____ DOCUMENT TEXT

Veteran North American-built diesels still hard at work in Argentina

Veteran North American-built diesels still hard at work in Argentina

By Keith Fender | April 6, 2023

| Last updated on April 8, 2023


EMD and Alco products still see regular freight and commuter-rail duty

Blue Alco locomotive with short string of hopper cars
Alco RSD16 No. 8502, in the new livery of Trenes Argentinos, handles an aggregates train at Alianza Yard west of Buenos Aires on March 23, 2023. This unit was built in January 1958 and originally delivered as Ferrocarriles Argentinos No. 4617. Keith Fender

BUENOS AIRES, Argentina — Argentina’s railways continue to use diesel locomotives supplied new by American builders EMD, GE, and Alco in the late 1950s, with Buenos Aires possibly the only place on the planet where those diesels are working side by side, hauling and switching freight in 2023.

More modern Chinese-built locomotives, as well as electrification, have replaced some of the older diesels in commuter rail service in the last decade. But while no longer commonplace, 1957 U.S.-built EMD G12 units still work on commuter trains alongside slightly more modern, but now 61-year-old, EMD GR12 designs, as well as Alco RSD35 and RSD39 designs built in Canada and Spain, respectively.

Alcos hauling freight and passengers

Blue diesel on commuter train belching black smoke
The RSD35s built by MLW in 1962 remain in freight service across Argentina’s main 5-foot, 6-inch gauge network. A small number may be drafted into commuter service around Buenos Aires. Such is the case here, with No. 6458 displaying typical Alco exhaust as leaving Villa Ballester with a service to Zárate on March 22, 2023. Keith Fender

Until 2012, the Alco RSD16 export design was still working commuter rail services on the San Martin line from one of the three of Buenos Aires Retiro stations. Some 130 of these units were delivered from Schenectady, N.Y., in 1957, to Ferrocarriles Argentinos, the then-state railroad. In the last decade, new Chinese-built locomotives equipped with Cummins diesel engines have replaced them. However, the RSD16 design is not history, as several freight operators still use them daily, and a few of the old passenger units have been kept as shop switchers.

Other Alco designs are also still in regular use: the RSD35 model, 110 of which were delivered from MLW in Montreal to Ferrocarriles Argentinos in 1963, and a smaller number of 1965-67 Spanish-built RSD39 locomotives. Eighteen of these wound up in Argentina for commuter rail service in the 1990s after careers first in Spain and then in Portugal. The RSD35, like the other Alco designs in Argentina, has the Alco 251 engine. It is still used for freight service by new national rail company Trenes Argentinos, which has largely replaced private passenger concessions resulting from the mid-1990s privatization of Ferrocarriles Argentinos.

________
____ DATA LISTING

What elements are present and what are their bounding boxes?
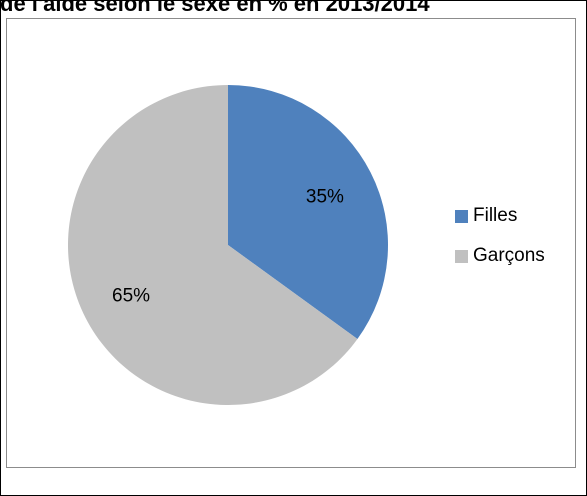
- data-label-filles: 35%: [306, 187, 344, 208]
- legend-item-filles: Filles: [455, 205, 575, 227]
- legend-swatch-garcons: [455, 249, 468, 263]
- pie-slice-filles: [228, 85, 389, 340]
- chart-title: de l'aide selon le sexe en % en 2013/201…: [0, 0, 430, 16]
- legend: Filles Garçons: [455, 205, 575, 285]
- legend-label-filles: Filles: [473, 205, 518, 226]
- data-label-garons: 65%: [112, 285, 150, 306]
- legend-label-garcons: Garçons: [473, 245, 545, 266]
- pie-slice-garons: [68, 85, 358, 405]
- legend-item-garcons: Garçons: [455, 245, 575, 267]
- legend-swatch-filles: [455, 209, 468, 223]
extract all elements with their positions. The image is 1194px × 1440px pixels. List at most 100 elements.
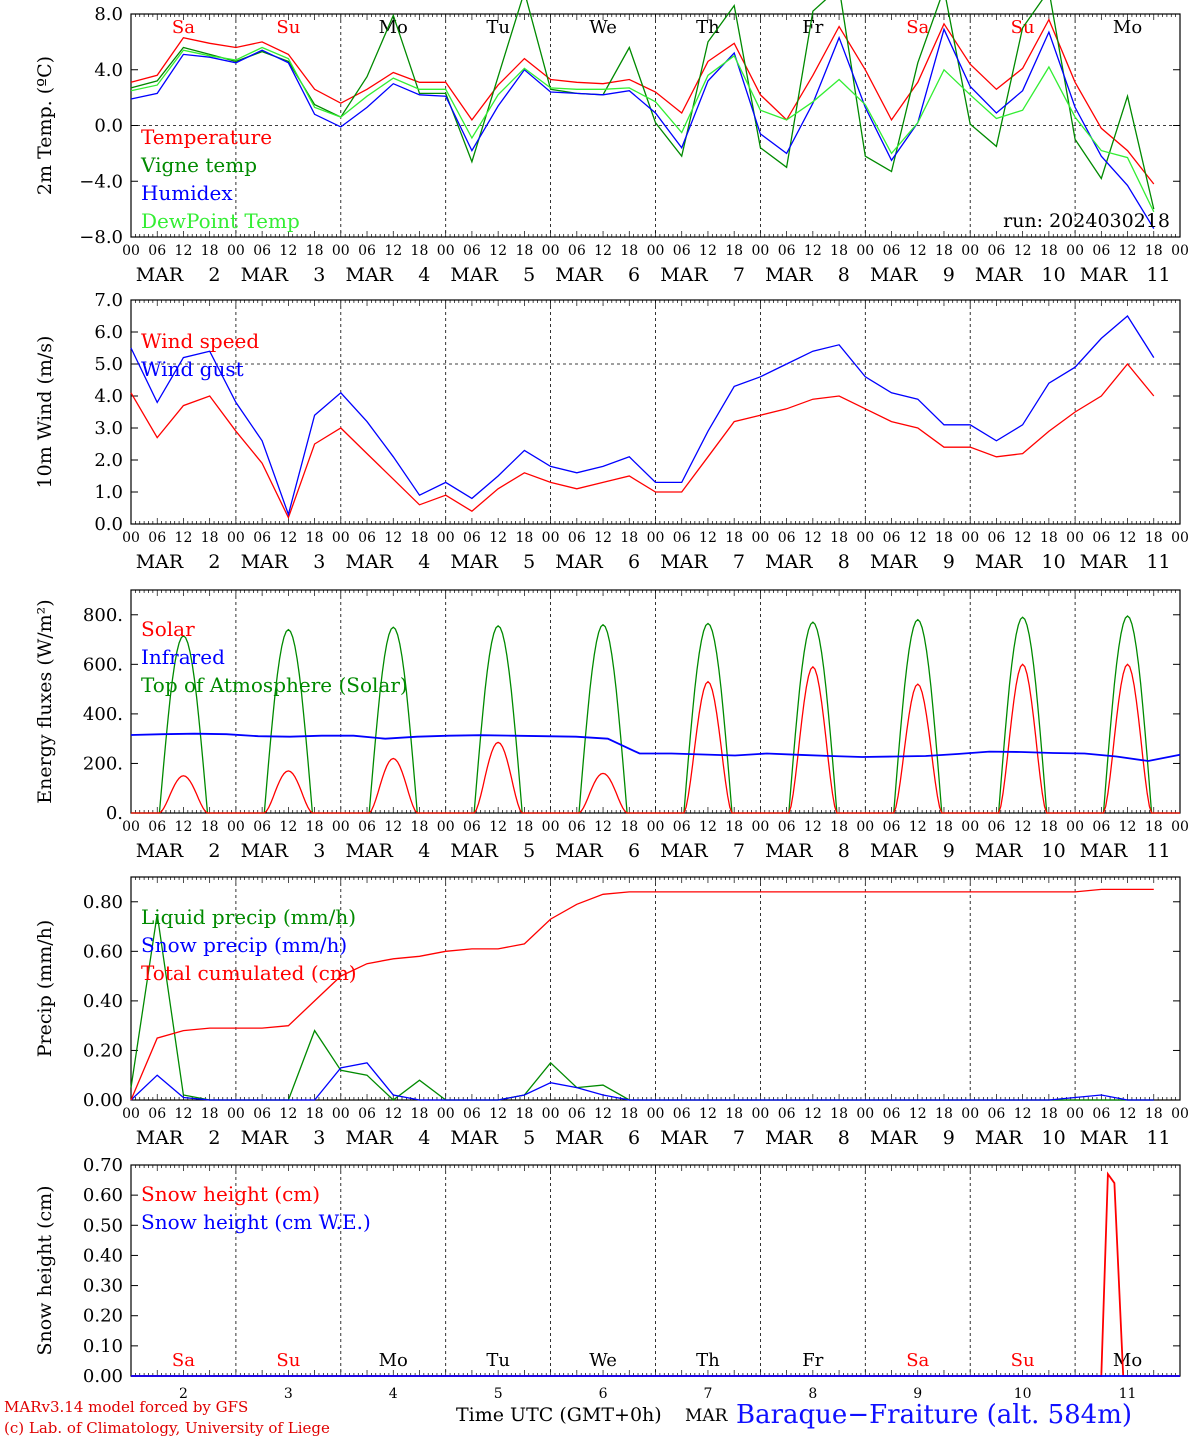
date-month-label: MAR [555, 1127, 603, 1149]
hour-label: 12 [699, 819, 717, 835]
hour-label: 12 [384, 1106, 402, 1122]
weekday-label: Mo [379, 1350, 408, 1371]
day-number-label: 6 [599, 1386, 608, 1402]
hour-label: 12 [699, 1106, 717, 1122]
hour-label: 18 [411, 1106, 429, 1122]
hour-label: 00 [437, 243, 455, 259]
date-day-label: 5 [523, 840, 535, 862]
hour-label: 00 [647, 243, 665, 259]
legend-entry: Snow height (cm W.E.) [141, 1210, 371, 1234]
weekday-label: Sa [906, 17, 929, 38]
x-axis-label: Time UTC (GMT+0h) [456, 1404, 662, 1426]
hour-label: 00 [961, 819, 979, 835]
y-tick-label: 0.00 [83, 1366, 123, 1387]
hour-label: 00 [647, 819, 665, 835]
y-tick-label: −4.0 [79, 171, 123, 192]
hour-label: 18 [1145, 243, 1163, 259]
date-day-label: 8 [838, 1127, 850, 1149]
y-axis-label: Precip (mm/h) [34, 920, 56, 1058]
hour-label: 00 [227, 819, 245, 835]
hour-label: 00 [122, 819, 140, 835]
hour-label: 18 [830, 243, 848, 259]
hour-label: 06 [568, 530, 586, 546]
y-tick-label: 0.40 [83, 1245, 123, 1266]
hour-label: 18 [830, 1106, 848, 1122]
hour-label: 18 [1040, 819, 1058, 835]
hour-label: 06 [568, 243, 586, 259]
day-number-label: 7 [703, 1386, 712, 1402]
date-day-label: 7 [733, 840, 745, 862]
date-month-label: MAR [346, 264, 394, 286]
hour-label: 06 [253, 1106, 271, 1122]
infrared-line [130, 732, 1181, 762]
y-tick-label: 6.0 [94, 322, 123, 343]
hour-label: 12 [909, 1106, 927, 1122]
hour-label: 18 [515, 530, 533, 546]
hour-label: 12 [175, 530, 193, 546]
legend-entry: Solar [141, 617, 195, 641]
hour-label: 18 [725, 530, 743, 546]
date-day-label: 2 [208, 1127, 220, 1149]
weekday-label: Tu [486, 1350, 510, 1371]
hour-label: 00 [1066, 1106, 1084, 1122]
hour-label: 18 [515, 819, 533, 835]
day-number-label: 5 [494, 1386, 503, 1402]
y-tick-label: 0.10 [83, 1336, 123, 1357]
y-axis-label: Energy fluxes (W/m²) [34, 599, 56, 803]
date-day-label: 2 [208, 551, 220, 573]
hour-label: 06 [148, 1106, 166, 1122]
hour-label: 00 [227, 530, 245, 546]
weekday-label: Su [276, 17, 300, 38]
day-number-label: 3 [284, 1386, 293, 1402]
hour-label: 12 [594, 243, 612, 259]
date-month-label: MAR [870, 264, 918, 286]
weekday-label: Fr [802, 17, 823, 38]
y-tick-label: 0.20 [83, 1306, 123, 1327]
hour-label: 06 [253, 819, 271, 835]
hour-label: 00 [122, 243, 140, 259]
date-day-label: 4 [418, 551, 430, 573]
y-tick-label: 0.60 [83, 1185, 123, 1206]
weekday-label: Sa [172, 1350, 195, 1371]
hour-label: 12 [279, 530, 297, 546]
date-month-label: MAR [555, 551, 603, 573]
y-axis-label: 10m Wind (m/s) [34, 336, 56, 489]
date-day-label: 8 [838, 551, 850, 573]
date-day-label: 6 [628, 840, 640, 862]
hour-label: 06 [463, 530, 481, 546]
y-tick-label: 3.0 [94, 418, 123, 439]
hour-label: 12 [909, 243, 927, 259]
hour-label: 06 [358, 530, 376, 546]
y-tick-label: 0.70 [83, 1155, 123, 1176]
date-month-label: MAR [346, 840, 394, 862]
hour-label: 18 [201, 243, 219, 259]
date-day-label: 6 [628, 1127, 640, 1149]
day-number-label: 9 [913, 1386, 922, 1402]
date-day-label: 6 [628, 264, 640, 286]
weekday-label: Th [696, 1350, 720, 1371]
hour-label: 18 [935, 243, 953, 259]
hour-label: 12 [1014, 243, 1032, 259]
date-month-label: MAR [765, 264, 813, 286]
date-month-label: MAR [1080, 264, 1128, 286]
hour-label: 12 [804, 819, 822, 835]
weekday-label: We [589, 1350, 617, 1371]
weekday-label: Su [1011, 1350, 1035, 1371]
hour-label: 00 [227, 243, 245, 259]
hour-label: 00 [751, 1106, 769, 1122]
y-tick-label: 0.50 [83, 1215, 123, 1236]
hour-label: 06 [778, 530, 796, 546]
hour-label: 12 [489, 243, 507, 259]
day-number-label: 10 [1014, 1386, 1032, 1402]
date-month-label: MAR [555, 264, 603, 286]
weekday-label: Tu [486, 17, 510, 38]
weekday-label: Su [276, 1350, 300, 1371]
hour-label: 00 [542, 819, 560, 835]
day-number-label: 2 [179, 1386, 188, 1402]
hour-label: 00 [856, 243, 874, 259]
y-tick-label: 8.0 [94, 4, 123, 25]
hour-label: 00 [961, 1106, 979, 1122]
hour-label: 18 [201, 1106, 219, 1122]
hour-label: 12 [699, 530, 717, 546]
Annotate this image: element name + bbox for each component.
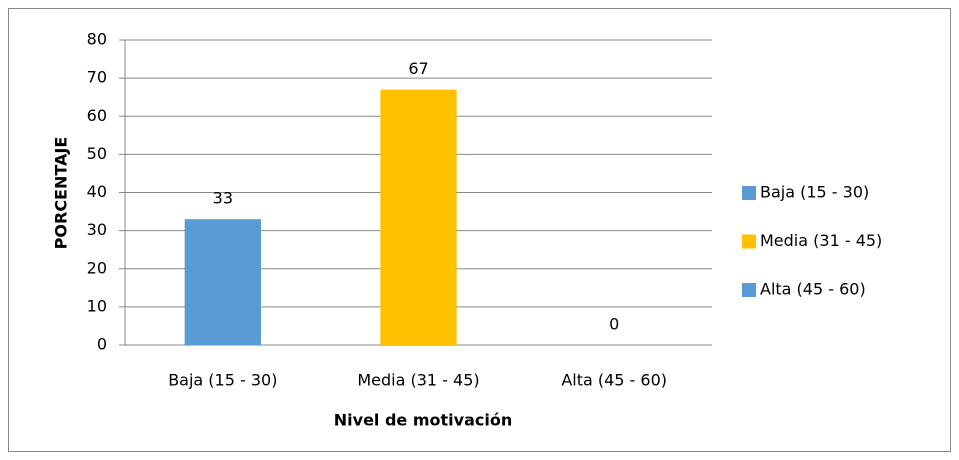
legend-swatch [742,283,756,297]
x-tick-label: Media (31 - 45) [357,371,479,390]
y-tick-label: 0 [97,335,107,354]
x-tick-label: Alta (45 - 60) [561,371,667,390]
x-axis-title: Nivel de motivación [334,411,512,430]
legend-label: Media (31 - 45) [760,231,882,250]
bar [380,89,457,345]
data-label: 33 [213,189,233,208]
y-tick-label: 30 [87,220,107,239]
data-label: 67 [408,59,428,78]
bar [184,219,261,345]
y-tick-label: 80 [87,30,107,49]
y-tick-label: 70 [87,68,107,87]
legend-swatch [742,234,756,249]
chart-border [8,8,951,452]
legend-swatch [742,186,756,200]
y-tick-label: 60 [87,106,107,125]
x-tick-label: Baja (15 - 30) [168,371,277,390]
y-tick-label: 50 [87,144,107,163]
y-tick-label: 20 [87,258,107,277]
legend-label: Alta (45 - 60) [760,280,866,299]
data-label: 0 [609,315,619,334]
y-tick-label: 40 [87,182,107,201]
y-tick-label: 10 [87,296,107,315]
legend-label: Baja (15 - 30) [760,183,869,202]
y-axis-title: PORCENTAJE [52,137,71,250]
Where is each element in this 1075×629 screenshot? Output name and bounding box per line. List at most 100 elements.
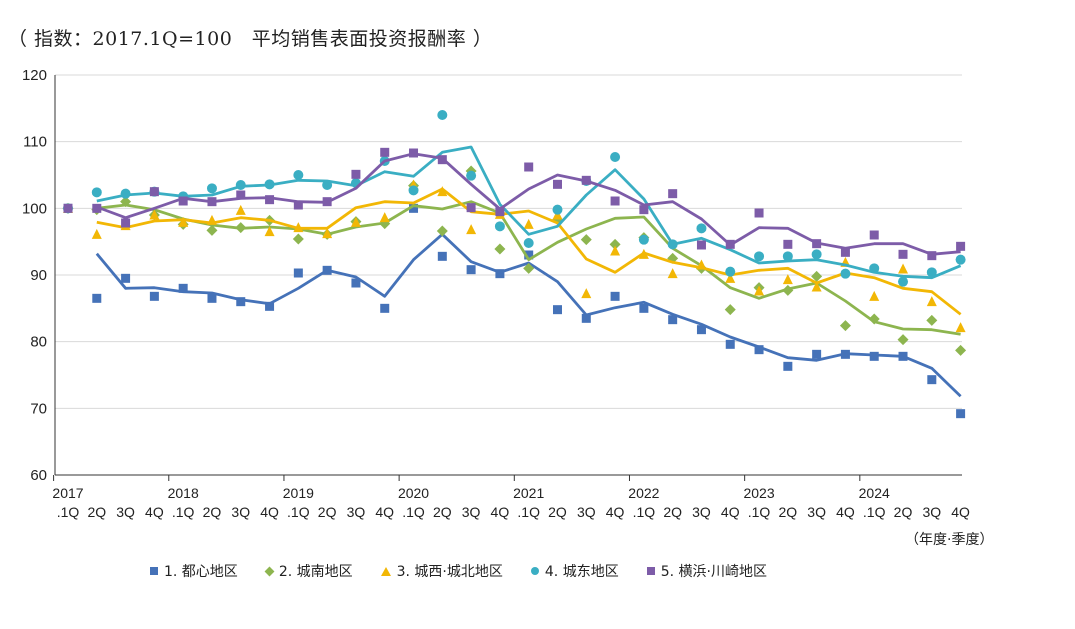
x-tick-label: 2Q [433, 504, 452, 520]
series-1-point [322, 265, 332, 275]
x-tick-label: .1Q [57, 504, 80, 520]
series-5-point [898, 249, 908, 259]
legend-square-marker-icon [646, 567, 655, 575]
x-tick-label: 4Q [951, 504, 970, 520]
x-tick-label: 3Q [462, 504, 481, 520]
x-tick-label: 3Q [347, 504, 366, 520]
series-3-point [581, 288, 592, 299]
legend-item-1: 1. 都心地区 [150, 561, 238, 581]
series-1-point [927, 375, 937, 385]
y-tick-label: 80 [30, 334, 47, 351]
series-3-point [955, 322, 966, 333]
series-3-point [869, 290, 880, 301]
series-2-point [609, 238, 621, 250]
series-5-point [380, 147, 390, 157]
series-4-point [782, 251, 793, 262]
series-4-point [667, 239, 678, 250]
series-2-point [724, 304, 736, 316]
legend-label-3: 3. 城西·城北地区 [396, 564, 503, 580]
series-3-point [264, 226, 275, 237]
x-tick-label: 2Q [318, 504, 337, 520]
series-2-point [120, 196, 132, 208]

________

> **EXERCISES**
1. In the article on Argentina's veteran diesels, how many Alco RSD16 units were delivered from Schenectady in 1957?
2. Continue the article on Argentina's veteran diesels from the point where it stops.

> **RESPONSES BY TASK**
1. Some 130 units were delivered.

2.
Some private freight concessions resulting from that privatization remain, although Trenes Argentinos has taken over others and invested in more modern Chinese-built diesels in the last decade. Both RSD16 and RSD35 units are used in freight service across Argentina on the mostly broad gauge (5 foot, 6 inch/1676 millimeter) network, from the Atlantic coast at Buenos Aires to the foothills of the Andes mountains around Mendoza.

EMD G12 and GR12 units

Blue diesel on commuter train at station platform
Built in February 1957 (as Ferrocarriles Argentinos No. 4515) and still in daily passenger service, EMD G12 A614, in the new Trenes Argentinos corporate livery, is at the station in Mercedes, west of Buenos Aires, after arriving with a train from Moreno in the western suburbs on March 24, 2023. Keith Fender

Prior to electrification of routes from the city’s Plaza Constitución terminal, completed in 2017, EMD G12 and GR12 locomotives hauled many of the commuter trains. These are now handled by Chinese-built EMUs. Much like the Alcos, the older EMD designs still have some passenger work, and at least one former passenger G12 is now used as a switcher by the Buenos Aires port authority. Ferrocarriles Argentinos received 25 EMD G12s from La Grange in 1957, and 68 more units, most classified as the GR12 model, in the early 1960s. Large numbers of GR12s remain in freight service in the country’s north with private concessionaire Nuevo Central Argentino. A handful are in passenger service, too.

Passenger trains with old diesel locomotives are now mostly, but not completely, on outer suburban routes normally connected to electrified routes into the city center. It is on these routes —such as Merlo-Lobos, Moreno-Mercedes, and Villa Ballester-Zárate, all west of the city center — that the RSD35, RSD39, G12, and GR12 units can be found, alongside some more modern EMD G22 and GT22 locomotives built in the 1970s to 1990s.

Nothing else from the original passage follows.